> **WHAT NEEDS TO BE DONE**: In the data below, find every line with the string "Server" and pull it out.

> **Dataset items**:
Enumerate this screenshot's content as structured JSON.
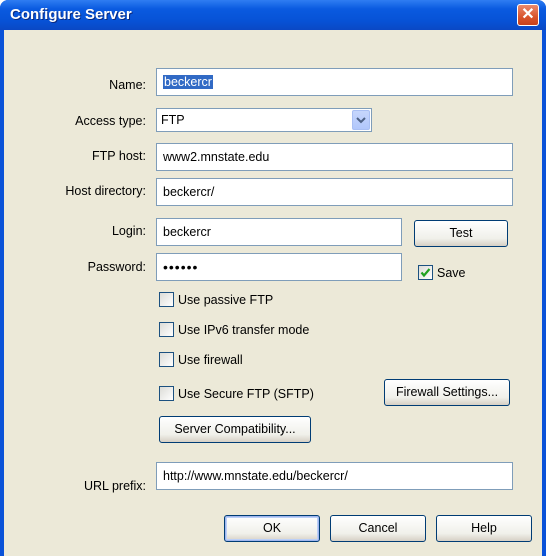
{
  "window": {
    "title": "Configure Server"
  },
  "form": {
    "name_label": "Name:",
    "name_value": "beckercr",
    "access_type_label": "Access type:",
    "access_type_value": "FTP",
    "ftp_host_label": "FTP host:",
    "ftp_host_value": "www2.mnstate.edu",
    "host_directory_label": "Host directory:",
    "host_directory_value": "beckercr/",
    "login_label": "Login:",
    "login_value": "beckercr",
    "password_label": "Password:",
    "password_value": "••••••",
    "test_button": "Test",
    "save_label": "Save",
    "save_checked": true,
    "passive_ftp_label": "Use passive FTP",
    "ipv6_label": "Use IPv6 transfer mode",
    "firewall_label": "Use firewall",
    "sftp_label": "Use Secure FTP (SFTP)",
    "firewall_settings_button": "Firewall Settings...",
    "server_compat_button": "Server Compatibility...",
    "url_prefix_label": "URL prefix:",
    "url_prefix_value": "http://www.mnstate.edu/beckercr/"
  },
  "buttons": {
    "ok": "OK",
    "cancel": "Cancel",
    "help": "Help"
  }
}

---

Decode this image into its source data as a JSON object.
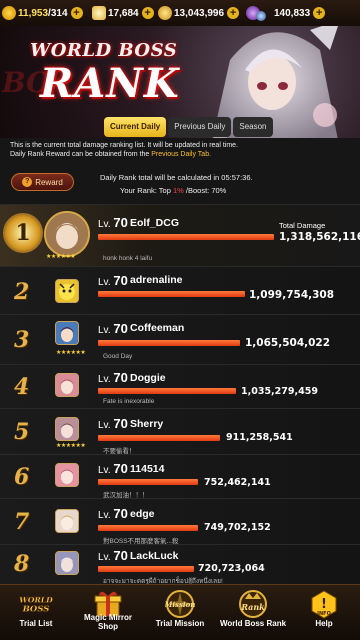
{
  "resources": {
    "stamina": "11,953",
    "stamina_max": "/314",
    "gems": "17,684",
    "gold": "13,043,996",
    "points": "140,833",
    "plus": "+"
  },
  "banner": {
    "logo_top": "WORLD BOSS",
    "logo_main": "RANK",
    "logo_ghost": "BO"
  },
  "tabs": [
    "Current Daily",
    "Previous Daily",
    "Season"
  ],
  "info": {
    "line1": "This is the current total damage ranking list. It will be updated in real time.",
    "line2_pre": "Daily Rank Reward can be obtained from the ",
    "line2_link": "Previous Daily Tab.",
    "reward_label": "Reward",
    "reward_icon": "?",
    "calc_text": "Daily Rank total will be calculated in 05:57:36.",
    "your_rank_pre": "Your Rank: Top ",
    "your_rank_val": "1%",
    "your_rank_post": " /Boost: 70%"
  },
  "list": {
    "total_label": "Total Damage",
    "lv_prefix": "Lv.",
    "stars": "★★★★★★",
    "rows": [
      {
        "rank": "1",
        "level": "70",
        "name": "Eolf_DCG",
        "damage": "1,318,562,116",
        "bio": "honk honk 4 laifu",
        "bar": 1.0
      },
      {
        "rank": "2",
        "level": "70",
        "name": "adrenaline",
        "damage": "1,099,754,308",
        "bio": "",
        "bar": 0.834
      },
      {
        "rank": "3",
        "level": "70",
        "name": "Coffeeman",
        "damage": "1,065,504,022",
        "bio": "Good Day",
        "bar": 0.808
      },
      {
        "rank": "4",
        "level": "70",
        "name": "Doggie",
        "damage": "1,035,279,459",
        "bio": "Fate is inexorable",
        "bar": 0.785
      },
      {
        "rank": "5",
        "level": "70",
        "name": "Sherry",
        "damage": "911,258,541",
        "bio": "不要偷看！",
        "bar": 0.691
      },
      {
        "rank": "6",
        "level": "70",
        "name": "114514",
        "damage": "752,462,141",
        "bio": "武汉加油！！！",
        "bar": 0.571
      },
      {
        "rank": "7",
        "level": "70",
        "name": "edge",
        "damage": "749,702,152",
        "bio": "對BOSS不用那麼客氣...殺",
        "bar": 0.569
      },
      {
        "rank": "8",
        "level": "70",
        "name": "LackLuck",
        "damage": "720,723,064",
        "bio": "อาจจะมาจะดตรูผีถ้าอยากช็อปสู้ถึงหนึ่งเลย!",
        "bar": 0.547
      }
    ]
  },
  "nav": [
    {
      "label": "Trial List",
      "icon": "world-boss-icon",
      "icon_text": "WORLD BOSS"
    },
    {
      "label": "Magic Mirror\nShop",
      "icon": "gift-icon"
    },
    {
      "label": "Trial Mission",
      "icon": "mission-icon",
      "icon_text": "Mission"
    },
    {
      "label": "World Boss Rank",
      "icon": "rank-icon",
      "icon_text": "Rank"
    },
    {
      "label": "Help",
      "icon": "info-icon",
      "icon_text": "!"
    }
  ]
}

==

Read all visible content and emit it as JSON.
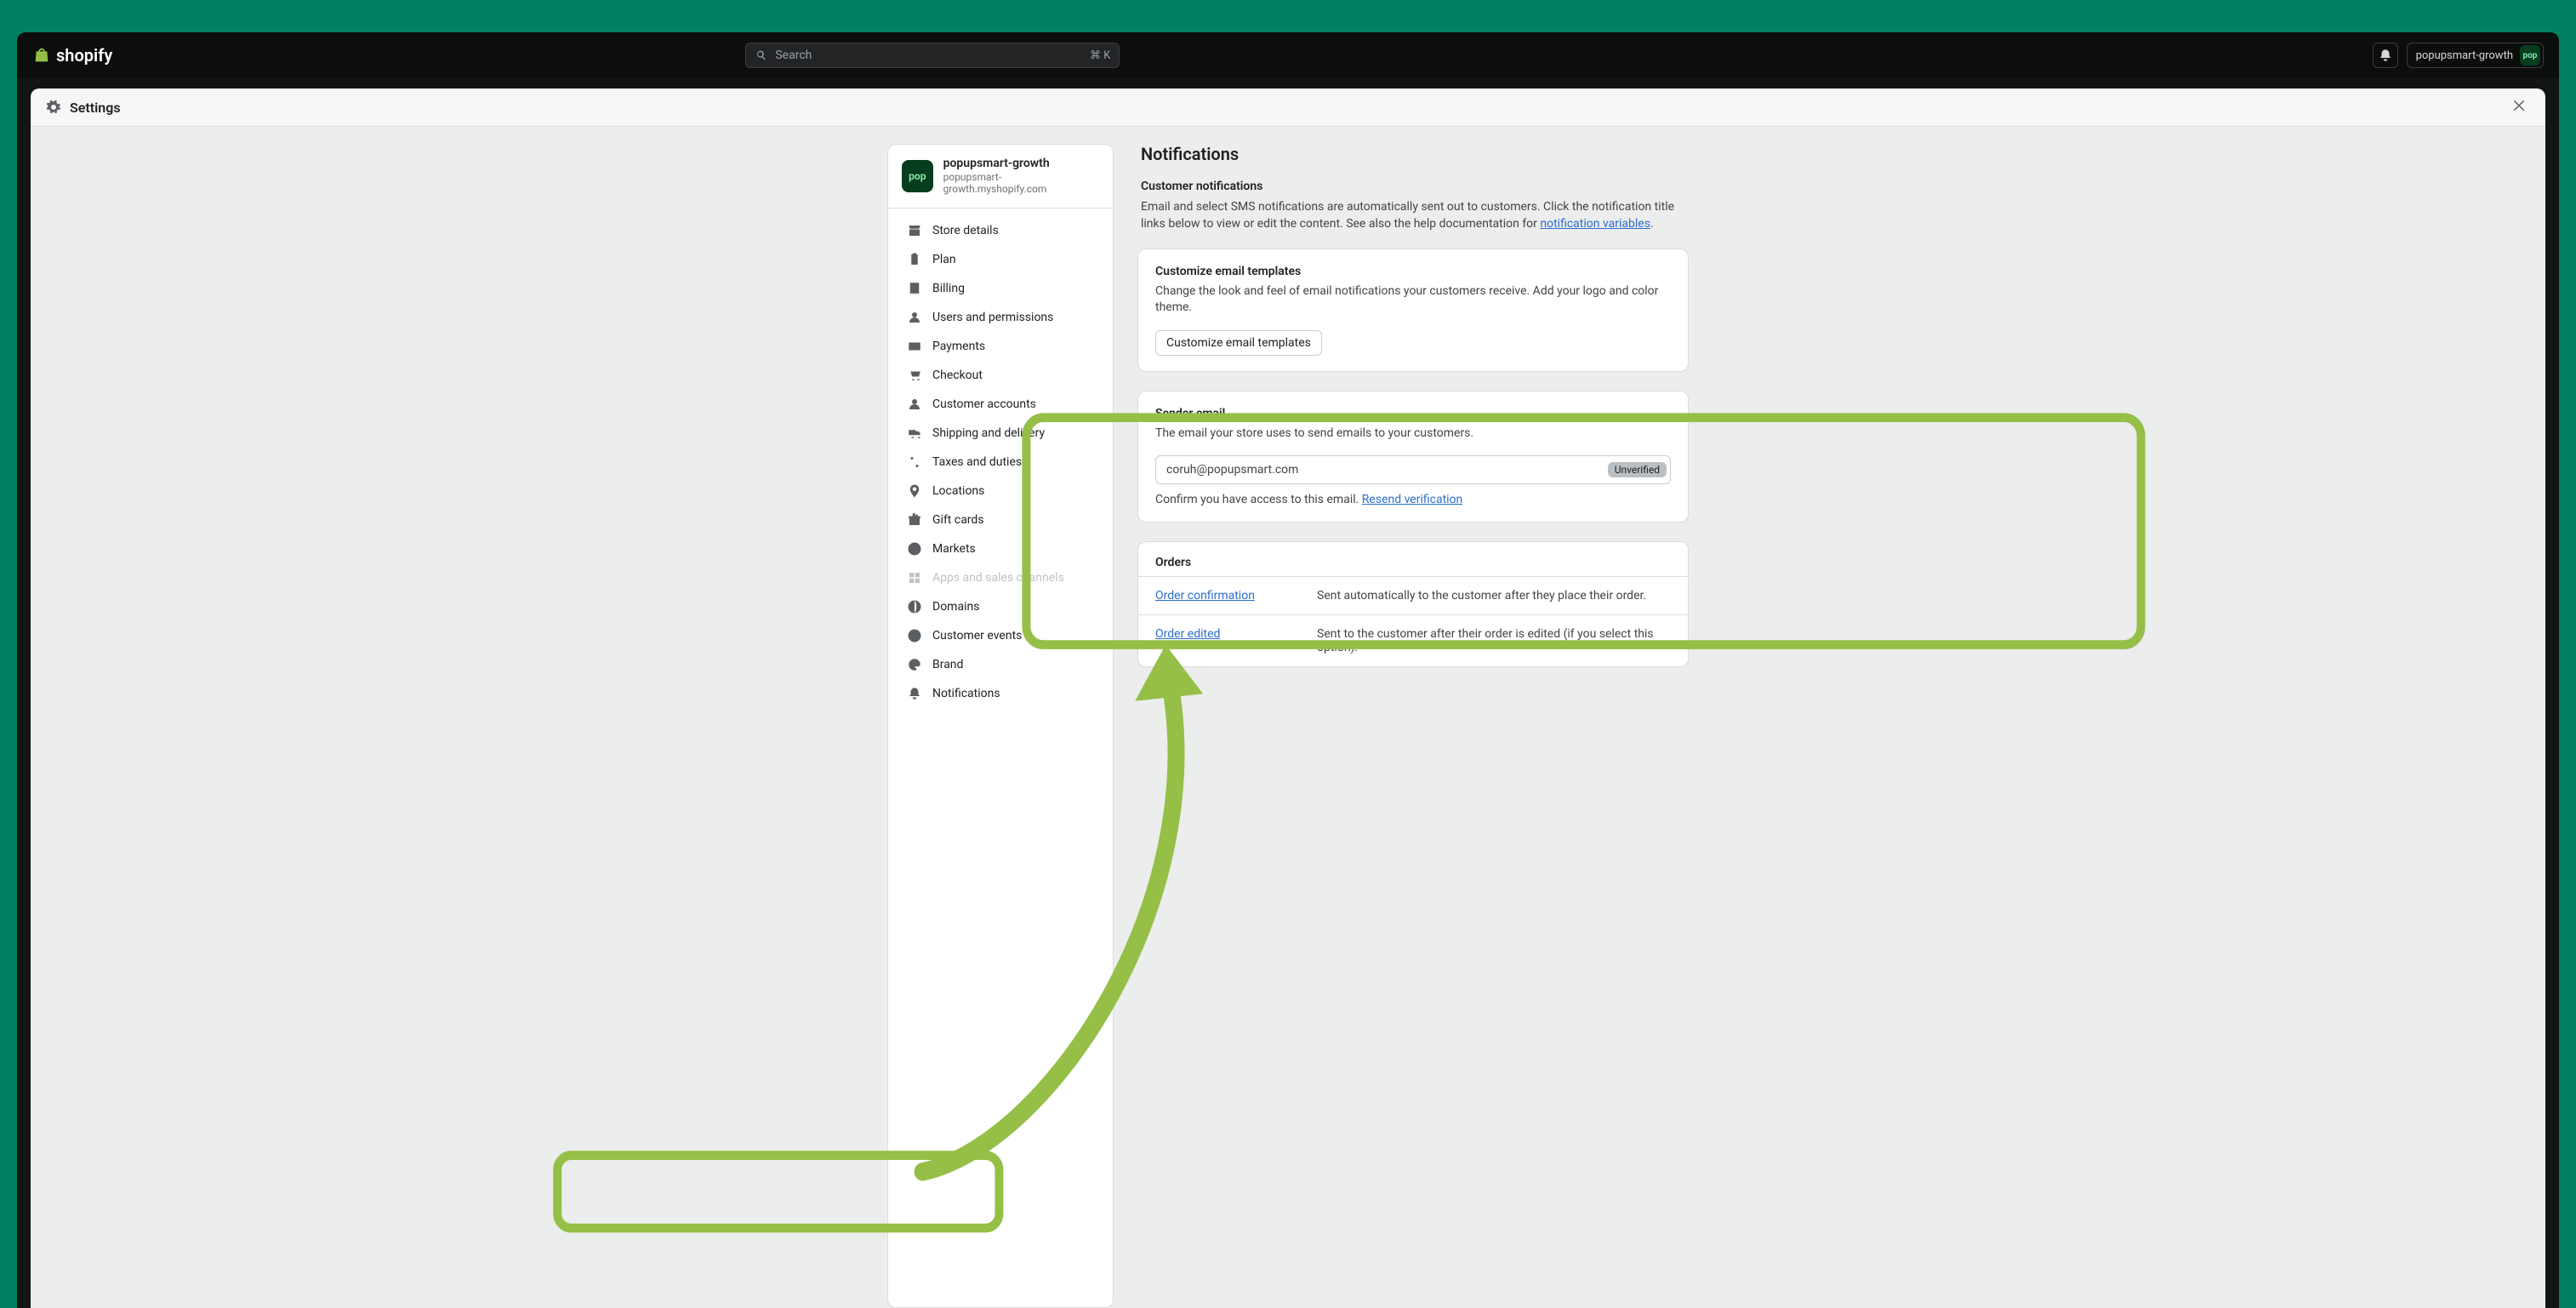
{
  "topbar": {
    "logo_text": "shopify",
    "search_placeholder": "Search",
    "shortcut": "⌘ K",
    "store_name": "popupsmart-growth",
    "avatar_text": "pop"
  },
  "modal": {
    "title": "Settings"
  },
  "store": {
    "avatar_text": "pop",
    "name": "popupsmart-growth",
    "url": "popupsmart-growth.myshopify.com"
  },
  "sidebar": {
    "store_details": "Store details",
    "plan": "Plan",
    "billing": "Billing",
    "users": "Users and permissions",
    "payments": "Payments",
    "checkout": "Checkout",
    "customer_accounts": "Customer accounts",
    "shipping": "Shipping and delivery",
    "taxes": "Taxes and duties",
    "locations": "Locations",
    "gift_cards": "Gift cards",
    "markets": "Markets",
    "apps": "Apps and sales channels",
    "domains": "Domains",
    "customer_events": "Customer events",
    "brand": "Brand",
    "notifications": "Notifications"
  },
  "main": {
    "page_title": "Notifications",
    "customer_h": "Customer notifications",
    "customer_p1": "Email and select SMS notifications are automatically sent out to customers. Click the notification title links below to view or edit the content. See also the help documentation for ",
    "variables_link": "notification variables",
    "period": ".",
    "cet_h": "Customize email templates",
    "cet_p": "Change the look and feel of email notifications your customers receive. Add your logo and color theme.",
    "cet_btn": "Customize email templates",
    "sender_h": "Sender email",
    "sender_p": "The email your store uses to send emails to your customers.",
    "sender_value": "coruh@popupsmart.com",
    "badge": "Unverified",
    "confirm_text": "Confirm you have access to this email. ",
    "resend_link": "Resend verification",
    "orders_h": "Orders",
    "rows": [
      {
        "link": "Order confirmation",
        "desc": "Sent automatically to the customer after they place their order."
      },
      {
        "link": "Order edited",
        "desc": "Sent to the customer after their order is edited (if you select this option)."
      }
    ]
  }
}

> **RESPONSE TO THIS TASK**:
    "title": "Configure Server"
    "server_compat_button": "Server Compatibility...",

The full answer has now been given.